(A run of records)
════════════════════
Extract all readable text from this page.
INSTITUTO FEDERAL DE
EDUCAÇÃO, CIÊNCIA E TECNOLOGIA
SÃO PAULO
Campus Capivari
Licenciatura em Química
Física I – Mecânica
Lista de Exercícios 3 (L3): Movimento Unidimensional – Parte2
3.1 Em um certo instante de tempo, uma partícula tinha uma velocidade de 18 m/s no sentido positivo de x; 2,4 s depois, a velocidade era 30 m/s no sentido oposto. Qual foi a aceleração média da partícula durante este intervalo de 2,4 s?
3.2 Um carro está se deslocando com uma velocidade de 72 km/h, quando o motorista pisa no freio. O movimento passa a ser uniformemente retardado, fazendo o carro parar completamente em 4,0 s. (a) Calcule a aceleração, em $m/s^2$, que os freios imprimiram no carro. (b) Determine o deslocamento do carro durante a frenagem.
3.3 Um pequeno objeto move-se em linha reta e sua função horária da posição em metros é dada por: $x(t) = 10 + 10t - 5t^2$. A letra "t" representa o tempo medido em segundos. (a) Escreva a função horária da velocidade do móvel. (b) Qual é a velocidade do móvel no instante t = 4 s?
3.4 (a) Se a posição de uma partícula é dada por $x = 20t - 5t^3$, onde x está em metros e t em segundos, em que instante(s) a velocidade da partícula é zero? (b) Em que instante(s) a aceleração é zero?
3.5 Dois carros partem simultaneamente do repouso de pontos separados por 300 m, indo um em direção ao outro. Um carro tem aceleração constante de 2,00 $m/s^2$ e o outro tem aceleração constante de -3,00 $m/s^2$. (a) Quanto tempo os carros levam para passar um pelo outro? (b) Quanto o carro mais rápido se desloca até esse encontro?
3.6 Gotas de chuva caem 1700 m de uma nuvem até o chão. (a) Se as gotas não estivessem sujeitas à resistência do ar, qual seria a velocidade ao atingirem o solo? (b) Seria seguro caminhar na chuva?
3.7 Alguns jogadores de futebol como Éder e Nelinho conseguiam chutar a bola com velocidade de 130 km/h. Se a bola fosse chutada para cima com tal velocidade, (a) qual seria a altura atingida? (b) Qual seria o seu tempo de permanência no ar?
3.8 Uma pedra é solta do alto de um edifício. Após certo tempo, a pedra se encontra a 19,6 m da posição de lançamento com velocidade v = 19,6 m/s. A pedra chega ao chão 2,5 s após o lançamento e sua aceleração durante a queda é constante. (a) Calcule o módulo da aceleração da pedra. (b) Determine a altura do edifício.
════════════════════
WRITTEN REQUEST
Show all lines above holding "dada".

ANSWER FOR THIS EXERCISE
3.3 Um pequeno objeto move-se em linha reta e sua função horária da posição em metros é dada por: $x(t) = 10 + 10t - 5t^2$. A letra "t" representa o tempo medido em segundos. (a) Escreva a função horária da velocidade do móvel. (b) Qual é a velocidade do móvel no instante t = 4 s?
3.4 (a) Se a posição de uma partícula é dada por $x = 20t - 5t^3$, onde x está em metros e t em segundos, em que instante(s) a velocidade da partícula é zero? (b) Em que instante(s) a aceleração é zero?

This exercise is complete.